- [Exercise description]: Below are the records. Gather each line that holds "Memenuhi".

━━━ Entries shown ━━━

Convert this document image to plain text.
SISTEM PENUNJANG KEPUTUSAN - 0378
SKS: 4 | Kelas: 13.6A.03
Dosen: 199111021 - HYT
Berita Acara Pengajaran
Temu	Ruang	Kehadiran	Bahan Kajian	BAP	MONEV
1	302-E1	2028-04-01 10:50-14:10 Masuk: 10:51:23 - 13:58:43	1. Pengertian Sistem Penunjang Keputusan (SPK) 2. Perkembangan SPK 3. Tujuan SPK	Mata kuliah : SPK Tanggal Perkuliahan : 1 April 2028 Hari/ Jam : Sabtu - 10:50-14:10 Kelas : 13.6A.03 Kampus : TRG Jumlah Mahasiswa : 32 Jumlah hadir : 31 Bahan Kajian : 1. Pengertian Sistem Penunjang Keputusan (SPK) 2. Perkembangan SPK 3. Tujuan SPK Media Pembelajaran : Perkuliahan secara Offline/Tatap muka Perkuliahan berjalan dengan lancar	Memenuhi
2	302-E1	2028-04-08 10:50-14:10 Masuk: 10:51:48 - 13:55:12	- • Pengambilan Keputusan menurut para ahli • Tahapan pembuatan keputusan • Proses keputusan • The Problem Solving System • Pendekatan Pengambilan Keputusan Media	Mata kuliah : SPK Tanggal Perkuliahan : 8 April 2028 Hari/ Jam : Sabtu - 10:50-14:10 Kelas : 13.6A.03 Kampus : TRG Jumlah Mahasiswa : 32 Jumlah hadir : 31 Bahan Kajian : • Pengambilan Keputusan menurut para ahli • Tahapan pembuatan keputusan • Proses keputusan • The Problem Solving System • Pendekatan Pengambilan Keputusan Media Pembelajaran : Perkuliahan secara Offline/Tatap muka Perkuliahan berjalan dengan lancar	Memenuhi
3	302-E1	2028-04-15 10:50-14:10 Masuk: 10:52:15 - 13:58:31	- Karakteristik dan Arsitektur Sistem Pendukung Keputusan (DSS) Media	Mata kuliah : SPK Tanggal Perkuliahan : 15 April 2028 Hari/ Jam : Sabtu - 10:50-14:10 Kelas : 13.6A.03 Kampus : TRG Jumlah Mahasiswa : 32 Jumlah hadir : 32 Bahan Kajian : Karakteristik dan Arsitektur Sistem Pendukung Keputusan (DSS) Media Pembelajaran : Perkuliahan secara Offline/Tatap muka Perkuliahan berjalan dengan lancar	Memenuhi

━━━

- [Solution below]:
1	302-E1	2028-04-01 10:50-14:10 Masuk: 10:51:23 - 13:58:43	1. Pengertian Sistem Penunjang Keputusan (SPK) 2. Perkembangan SPK 3. Tujuan SPK	Mata kuliah : SPK Tanggal Perkuliahan : 1 April 2028 Hari/ Jam : Sabtu - 10:50-14:10 Kelas : 13.6A.03 Kampus : TRG Jumlah Mahasiswa : 32 Jumlah hadir : 31 Bahan Kajian : 1. Pengertian Sistem Penunjang Keputusan (SPK) 2. Perkembangan SPK 3. Tujuan SPK Media Pembelajaran : Perkuliahan secara Offline/Tatap muka Perkuliahan berjalan dengan lancar	Memenuhi
2	302-E1	2028-04-08 10:50-14:10 Masuk: 10:51:48 - 13:55:12	- • Pengambilan Keputusan menurut para ahli • Tahapan pembuatan keputusan • Proses keputusan • The Problem Solving System • Pendekatan Pengambilan Keputusan Media	Mata kuliah : SPK Tanggal Perkuliahan : 8 April 2028 Hari/ Jam : Sabtu - 10:50-14:10 Kelas : 13.6A.03 Kampus : TRG Jumlah Mahasiswa : 32 Jumlah hadir : 31 Bahan Kajian : • Pengambilan Keputusan menurut para ahli • Tahapan pembuatan keputusan • Proses keputusan • The Problem Solving System • Pendekatan Pengambilan Keputusan Media Pembelajaran : Perkuliahan secara Offline/Tatap muka Perkuliahan berjalan dengan lancar	Memenuhi
3	302-E1	2028-04-15 10:50-14:10 Masuk: 10:52:15 - 13:58:31	- Karakteristik dan Arsitektur Sistem Pendukung Keputusan (DSS) Media	Mata kuliah : SPK Tanggal Perkuliahan : 15 April 2028 Hari/ Jam : Sabtu - 10:50-14:10 Kelas : 13.6A.03 Kampus : TRG Jumlah Mahasiswa : 32 Jumlah hadir : 32 Bahan Kajian : Karakteristik dan Arsitektur Sistem Pendukung Keputusan (DSS) Media Pembelajaran : Perkuliahan secara Offline/Tatap muka Perkuliahan berjalan dengan lancar	Memenuhi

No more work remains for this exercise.